[Figure record extracts]
○ ○ ○ ○

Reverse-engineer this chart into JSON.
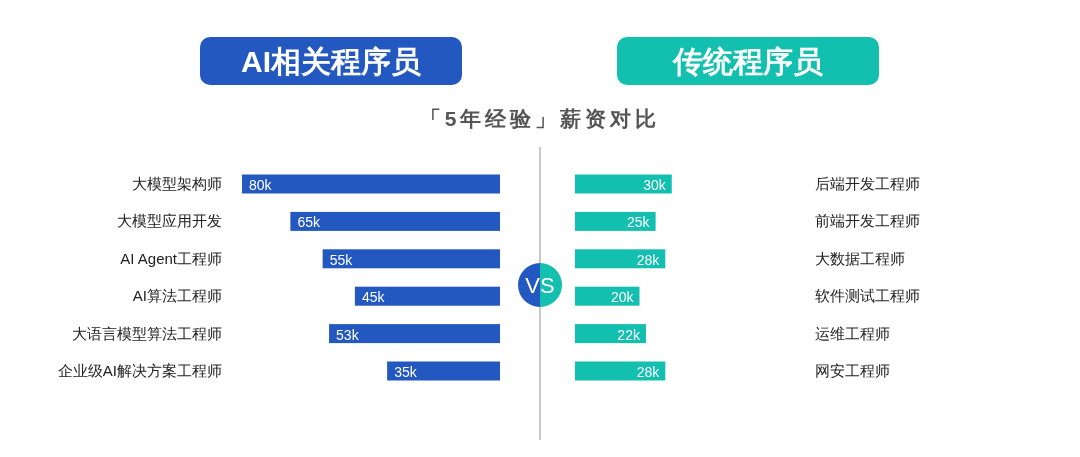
{
  "chart_data": [
    {
      "type": "bar",
      "orientation": "horizontal",
      "title": "AI相关程序员",
      "subtitle": "「5年经验」薪资对比",
      "annotations": [
        "VS"
      ],
      "categories": [
        "大模型架构师",
        "大模型应用开发",
        "AI Agent工程师",
        "AI算法工程师",
        "大语言模型算法工程师",
        "企业级AI解决方案工程师"
      ],
      "values": [
        80,
        65,
        55,
        45,
        53,
        35
      ],
      "value_labels": [
        "80k",
        "65k",
        "55k",
        "45k",
        "53k",
        "35k"
      ],
      "color": "#2358c0"
    },
    {
      "type": "bar",
      "orientation": "horizontal",
      "title": "传统程序员",
      "categories": [
        "后端开发工程师",
        "前端开发工程师",
        "大数据工程师",
        "软件测试工程师",
        "运维工程师",
        "网安工程师"
      ],
      "values": [
        30,
        25,
        28,
        20,
        22,
        28
      ],
      "value_labels": [
        "30k",
        "25k",
        "28k",
        "20k",
        "22k",
        "28k"
      ],
      "color": "#13bfae"
    }
  ]
}
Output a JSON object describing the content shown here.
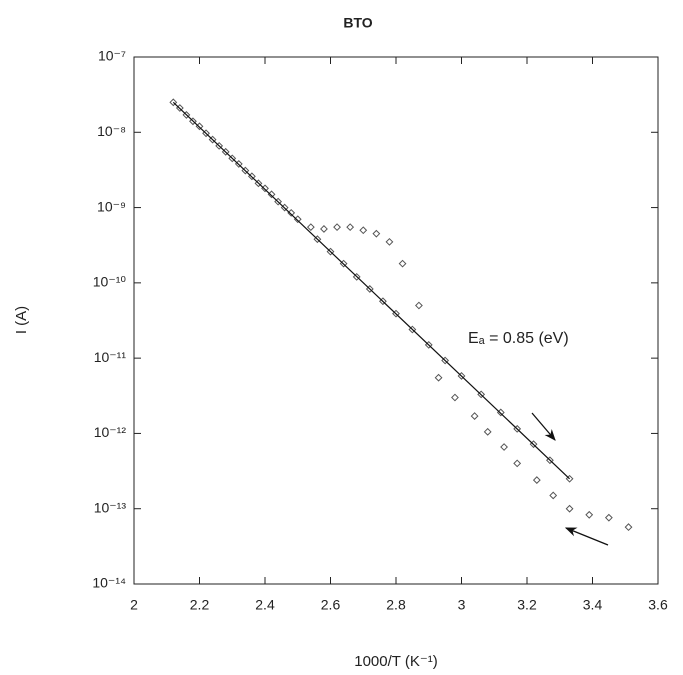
{
  "chart_data": {
    "type": "scatter",
    "title": "BTO",
    "x_label": "1000/T (K⁻¹)",
    "y_label": "I (A)",
    "annotation": "Eₐ = 0.85 (eV)",
    "yscale": "log",
    "xlim": [
      2,
      3.6
    ],
    "ylim": [
      1e-14,
      1e-07
    ],
    "xticks": [
      2,
      2.2,
      2.4,
      2.6,
      2.8,
      3,
      3.2,
      3.4,
      3.6
    ],
    "yticks": [
      {
        "value": 1e-14,
        "label": "10⁻¹⁴"
      },
      {
        "value": 1e-13,
        "label": "10⁻¹³"
      },
      {
        "value": 1e-12,
        "label": "10⁻¹²"
      },
      {
        "value": 1e-11,
        "label": "10⁻¹¹"
      },
      {
        "value": 1e-10,
        "label": "10⁻¹⁰"
      },
      {
        "value": 1e-09,
        "label": "10⁻⁹"
      },
      {
        "value": 1e-08,
        "label": "10⁻⁸"
      },
      {
        "value": 1e-07,
        "label": "10⁻⁷"
      }
    ],
    "series": [
      {
        "color": "#555555",
        "marker": "diamond",
        "x": [
          2.12,
          2.14,
          2.16,
          2.18,
          2.2,
          2.22,
          2.24,
          2.26,
          2.28,
          2.3,
          2.32,
          2.34,
          2.36,
          2.38,
          2.4,
          2.42,
          2.44,
          2.46,
          2.48,
          2.5,
          2.54,
          2.58,
          2.62,
          2.66,
          2.7,
          2.74,
          2.78,
          2.82,
          2.87,
          2.93,
          2.98,
          3.04,
          3.08,
          3.13,
          3.17,
          3.23,
          3.28,
          3.33,
          3.39,
          3.45,
          3.51,
          2.56,
          2.6,
          2.64,
          2.68,
          2.72,
          2.76,
          2.8,
          2.85,
          2.9,
          2.95,
          3,
          3.06,
          3.12,
          3.17,
          3.22,
          3.27,
          3.33
        ],
        "values": [
          2.5e-08,
          2.1e-08,
          1.7e-08,
          1.4e-08,
          1.2e-08,
          9.7e-09,
          8e-09,
          6.6e-09,
          5.5e-09,
          4.5e-09,
          3.8e-09,
          3.1e-09,
          2.6e-09,
          2.1e-09,
          1.8e-09,
          1.5e-09,
          1.2e-09,
          1e-09,
          8.5e-10,
          7e-10,
          5.5e-10,
          5.2e-10,
          5.5e-10,
          5.5e-10,
          5e-10,
          4.5e-10,
          3.5e-10,
          1.8e-10,
          5e-11,
          5.5e-12,
          3e-12,
          1.7e-12,
          1.05e-12,
          6.6e-13,
          4e-13,
          2.4e-13,
          1.5e-13,
          1e-13,
          8.3e-14,
          7.6e-14,
          5.7e-14,
          3.8e-10,
          2.6e-10,
          1.8e-10,
          1.2e-10,
          8.3e-11,
          5.7e-11,
          3.9e-11,
          2.4e-11,
          1.5e-11,
          9.3e-12,
          5.8e-12,
          3.3e-12,
          1.9e-12,
          1.15e-12,
          7.2e-13,
          4.4e-13,
          2.5e-13
        ]
      },
      {
        "type": "line",
        "color": "#111111",
        "x": [
          2.12,
          3.33
        ],
        "values": [
          2.5e-08,
          2.5e-13
        ]
      }
    ]
  }
}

○ ○ ○ ○

◆ Work to be completed
In how many lines does the word "type" appear? Respond with the number alone.

◆ Solution to the exercise
4